=== WHAT YOU HAVE TO DO ===
Extract the listing below in full, unchanged.

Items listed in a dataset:

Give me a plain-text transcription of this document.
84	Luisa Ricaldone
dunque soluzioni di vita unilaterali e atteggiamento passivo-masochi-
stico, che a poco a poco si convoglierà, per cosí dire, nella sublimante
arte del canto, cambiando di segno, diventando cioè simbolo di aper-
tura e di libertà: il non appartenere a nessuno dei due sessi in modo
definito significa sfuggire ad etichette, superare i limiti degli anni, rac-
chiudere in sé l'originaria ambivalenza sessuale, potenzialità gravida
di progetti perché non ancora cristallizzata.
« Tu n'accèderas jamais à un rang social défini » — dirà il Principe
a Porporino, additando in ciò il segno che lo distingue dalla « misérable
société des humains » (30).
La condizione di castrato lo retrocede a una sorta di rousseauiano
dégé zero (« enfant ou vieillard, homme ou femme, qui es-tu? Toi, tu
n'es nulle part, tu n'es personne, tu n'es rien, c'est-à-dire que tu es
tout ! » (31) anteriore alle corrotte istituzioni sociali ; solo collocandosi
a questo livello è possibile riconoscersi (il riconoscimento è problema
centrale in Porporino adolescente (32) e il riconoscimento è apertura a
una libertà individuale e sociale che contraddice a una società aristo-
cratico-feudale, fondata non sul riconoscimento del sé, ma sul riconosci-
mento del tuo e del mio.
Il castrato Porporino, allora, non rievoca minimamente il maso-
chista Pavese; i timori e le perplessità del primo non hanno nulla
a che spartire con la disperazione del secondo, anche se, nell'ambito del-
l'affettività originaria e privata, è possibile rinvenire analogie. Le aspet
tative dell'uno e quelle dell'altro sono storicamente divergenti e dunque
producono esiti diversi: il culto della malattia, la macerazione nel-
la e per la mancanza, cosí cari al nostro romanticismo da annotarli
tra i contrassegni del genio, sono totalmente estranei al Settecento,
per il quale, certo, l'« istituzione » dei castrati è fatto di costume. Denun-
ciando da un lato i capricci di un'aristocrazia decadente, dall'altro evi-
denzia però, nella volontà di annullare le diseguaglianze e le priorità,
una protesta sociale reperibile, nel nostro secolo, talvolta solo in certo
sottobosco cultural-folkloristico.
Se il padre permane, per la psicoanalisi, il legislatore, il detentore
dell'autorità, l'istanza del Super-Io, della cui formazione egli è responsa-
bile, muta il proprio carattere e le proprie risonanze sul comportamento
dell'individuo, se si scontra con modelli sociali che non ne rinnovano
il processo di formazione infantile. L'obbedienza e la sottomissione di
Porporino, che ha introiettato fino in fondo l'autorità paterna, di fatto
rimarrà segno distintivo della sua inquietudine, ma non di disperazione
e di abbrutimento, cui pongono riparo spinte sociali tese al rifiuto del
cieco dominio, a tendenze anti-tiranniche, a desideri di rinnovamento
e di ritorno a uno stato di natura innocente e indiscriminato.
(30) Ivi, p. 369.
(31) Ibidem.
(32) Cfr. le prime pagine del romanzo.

=== SOLUTION TO THE PROBLEM ===
Give me a plain-text transcription of this document.
84	Luisa Ricaldone
dunque soluzioni di vita unilaterali e atteggiamento passivo-masochi-
stico, che a poco a poco si convoglierà, per cosí dire, nella sublimante
arte del canto, cambiando di segno, diventando cioè simbolo di aper-
tura e di libertà: il non appartenere a nessuno dei due sessi in modo
definito significa sfuggire ad etichette, superare i limiti degli anni, rac-
chiudere in sé l'originaria ambivalenza sessuale, potenzialità gravida
di progetti perché non ancora cristallizzata.
« Tu n'accèderas jamais à un rang social défini » — dirà il Principe
a Porporino, additando in ciò il segno che lo distingue dalla « misérable
société des humains » (30).
La condizione di castrato lo retrocede a una sorta di rousseauiano
dégé zero (« enfant ou vieillard, homme ou femme, qui es-tu? Toi, tu
n'es nulle part, tu n'es personne, tu n'es rien, c'est-à-dire que tu es
tout ! » (31) anteriore alle corrotte istituzioni sociali ; solo collocandosi
a questo livello è possibile riconoscersi (il riconoscimento è problema
centrale in Porporino adolescente (32) e il riconoscimento è apertura a
una libertà individuale e sociale che contraddice a una società aristo-
cratico-feudale, fondata non sul riconoscimento del sé, ma sul riconosci-
mento del tuo e del mio.
Il castrato Porporino, allora, non rievoca minimamente il maso-
chista Pavese; i timori e le perplessità del primo non hanno nulla
a che spartire con la disperazione del secondo, anche se, nell'ambito del-
l'affettività originaria e privata, è possibile rinvenire analogie. Le aspet
tative dell'uno e quelle dell'altro sono storicamente divergenti e dunque
producono esiti diversi: il culto della malattia, la macerazione nel-
la e per la mancanza, cosí cari al nostro romanticismo da annotarli
tra i contrassegni del genio, sono totalmente estranei al Settecento,
per il quale, certo, l'« istituzione » dei castrati è fatto di costume. Denun-
ciando da un lato i capricci di un'aristocrazia decadente, dall'altro evi-
denzia però, nella volontà di annullare le diseguaglianze e le priorità,
una protesta sociale reperibile, nel nostro secolo, talvolta solo in certo
sottobosco cultural-folkloristico.
Se il padre permane, per la psicoanalisi, il legislatore, il detentore
dell'autorità, l'istanza del Super-Io, della cui formazione egli è responsa-
bile, muta il proprio carattere e le proprie risonanze sul comportamento
dell'individuo, se si scontra con modelli sociali che non ne rinnovano
il processo di formazione infantile. L'obbedienza e la sottomissione di
Porporino, che ha introiettato fino in fondo l'autorità paterna, di fatto
rimarrà segno distintivo della sua inquietudine, ma non di disperazione
e di abbrutimento, cui pongono riparo spinte sociali tese al rifiuto del
cieco dominio, a tendenze anti-tiranniche, a desideri di rinnovamento
e di ritorno a uno stato di natura innocente e indiscriminato.
(30) Ivi, p. 369.
(31) Ibidem.
(32) Cfr. le prime pagine del romanzo.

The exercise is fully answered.